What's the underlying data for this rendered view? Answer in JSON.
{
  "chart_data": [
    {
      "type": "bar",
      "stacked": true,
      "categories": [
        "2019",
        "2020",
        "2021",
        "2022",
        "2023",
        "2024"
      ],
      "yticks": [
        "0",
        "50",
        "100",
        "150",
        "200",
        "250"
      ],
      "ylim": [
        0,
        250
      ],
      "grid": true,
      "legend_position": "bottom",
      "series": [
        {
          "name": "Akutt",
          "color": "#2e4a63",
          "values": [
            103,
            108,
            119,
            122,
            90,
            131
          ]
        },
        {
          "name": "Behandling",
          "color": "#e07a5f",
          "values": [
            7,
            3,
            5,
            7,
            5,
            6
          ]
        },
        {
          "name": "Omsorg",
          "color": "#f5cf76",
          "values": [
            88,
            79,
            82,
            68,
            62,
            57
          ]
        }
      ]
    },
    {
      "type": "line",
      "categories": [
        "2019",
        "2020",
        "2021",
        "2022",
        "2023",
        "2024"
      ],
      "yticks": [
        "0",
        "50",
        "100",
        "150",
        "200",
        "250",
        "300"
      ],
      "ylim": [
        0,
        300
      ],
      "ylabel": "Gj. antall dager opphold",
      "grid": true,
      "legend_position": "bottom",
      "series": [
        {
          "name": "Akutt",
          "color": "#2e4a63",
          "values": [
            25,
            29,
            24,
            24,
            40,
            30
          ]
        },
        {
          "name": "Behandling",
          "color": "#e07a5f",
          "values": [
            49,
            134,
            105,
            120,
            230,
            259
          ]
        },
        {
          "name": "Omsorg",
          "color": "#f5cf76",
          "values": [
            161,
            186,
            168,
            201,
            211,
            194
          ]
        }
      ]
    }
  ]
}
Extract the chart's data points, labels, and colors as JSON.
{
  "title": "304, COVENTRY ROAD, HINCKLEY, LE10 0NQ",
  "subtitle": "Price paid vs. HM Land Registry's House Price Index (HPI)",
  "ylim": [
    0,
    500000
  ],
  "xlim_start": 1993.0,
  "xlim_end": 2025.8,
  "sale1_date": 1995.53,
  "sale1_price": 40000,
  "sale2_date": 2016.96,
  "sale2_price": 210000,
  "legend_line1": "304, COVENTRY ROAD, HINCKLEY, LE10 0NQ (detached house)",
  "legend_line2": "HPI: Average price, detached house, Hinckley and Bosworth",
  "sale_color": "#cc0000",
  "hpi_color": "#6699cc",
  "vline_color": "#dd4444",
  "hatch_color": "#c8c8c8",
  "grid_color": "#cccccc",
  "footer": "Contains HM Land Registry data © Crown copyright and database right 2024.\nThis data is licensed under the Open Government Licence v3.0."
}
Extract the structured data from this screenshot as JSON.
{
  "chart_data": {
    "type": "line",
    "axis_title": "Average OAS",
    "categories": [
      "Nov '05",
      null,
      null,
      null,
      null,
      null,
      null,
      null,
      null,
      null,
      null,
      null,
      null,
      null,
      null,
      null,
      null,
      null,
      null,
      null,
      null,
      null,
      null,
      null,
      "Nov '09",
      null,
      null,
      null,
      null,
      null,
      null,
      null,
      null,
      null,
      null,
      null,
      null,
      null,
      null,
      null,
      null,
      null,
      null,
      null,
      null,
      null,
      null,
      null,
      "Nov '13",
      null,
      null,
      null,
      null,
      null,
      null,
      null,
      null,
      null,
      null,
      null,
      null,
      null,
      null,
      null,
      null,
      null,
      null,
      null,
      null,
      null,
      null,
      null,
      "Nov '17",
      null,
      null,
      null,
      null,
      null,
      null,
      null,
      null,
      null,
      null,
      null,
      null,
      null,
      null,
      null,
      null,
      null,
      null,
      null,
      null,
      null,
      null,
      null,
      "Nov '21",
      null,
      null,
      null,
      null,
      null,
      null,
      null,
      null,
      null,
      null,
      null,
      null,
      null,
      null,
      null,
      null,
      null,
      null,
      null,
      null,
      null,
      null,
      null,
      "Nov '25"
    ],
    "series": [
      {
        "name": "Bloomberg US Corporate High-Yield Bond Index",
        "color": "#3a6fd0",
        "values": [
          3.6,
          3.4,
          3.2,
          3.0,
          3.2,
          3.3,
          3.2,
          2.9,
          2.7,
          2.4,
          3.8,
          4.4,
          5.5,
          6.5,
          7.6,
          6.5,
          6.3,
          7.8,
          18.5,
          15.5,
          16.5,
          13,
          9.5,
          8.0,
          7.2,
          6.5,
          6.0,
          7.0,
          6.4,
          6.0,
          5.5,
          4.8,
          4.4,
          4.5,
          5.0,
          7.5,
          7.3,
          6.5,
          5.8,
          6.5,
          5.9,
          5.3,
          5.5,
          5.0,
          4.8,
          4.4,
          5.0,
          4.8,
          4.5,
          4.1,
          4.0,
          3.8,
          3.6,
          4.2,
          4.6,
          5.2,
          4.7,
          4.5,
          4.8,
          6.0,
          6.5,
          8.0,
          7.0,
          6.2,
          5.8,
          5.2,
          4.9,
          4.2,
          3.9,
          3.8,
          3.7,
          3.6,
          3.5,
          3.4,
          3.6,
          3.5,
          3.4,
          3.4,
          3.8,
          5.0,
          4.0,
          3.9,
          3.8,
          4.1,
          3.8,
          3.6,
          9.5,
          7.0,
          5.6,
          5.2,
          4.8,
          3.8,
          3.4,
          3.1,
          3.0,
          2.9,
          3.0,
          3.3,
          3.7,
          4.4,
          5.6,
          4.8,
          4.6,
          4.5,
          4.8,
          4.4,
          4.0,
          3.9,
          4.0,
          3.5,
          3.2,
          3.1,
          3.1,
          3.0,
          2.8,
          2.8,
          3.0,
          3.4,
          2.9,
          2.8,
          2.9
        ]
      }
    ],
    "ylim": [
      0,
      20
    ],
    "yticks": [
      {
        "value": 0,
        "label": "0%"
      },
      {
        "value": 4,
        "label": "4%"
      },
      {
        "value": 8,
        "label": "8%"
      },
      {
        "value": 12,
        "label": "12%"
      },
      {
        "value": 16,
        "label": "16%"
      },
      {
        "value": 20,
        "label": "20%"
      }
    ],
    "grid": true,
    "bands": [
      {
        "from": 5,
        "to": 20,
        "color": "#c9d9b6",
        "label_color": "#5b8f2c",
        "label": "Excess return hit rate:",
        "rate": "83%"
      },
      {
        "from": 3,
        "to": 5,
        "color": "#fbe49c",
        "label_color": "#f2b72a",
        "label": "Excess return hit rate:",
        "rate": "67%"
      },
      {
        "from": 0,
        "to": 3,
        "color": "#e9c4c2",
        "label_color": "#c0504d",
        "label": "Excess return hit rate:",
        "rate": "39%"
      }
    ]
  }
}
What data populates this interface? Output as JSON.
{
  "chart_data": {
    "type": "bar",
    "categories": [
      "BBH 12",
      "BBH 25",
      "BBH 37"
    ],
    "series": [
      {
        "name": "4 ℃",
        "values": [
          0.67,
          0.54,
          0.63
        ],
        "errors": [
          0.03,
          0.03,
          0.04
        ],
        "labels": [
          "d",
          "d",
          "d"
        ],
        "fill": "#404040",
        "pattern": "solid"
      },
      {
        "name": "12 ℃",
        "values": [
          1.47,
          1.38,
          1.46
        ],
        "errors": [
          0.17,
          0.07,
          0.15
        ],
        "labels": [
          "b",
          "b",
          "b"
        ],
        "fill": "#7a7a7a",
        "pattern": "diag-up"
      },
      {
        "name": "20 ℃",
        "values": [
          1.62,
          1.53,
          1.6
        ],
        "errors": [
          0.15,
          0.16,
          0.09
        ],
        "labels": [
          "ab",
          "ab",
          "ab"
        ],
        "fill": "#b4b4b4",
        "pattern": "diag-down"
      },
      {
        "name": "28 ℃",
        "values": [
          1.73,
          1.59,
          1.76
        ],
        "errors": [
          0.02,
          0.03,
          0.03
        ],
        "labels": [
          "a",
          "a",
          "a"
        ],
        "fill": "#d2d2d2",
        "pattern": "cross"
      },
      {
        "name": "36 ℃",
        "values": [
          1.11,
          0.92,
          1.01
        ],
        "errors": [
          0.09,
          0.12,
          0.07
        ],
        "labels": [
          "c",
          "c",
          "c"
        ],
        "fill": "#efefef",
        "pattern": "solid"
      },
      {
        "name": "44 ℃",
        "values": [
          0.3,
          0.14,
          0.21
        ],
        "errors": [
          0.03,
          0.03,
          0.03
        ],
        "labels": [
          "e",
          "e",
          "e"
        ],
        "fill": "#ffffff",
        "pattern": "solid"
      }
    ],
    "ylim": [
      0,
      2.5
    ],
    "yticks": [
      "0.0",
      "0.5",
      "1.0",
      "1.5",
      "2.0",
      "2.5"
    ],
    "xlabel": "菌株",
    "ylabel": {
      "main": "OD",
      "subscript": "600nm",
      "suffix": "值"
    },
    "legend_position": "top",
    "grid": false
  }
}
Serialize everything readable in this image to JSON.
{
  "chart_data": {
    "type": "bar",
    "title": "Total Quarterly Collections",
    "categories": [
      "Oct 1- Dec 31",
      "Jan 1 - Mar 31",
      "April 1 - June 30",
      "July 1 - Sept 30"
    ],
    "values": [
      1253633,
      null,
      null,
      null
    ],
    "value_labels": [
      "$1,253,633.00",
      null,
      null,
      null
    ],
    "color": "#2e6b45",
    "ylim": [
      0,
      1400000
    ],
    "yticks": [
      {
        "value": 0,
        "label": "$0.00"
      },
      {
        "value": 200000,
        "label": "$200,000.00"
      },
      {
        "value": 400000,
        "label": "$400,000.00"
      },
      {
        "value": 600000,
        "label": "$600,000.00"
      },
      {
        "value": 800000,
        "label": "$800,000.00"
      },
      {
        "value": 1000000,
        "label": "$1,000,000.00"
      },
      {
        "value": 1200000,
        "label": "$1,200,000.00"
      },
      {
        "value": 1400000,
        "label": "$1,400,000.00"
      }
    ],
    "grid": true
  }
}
--
# Work required:
Working from the entries above, return all lines that contain "fill".

# The reply:
        "fill": "#404040",
        "fill": "#7a7a7a",
        "fill": "#b4b4b4",
        "fill": "#d2d2d2",
        "fill": "#efefef",
        "fill": "#ffffff",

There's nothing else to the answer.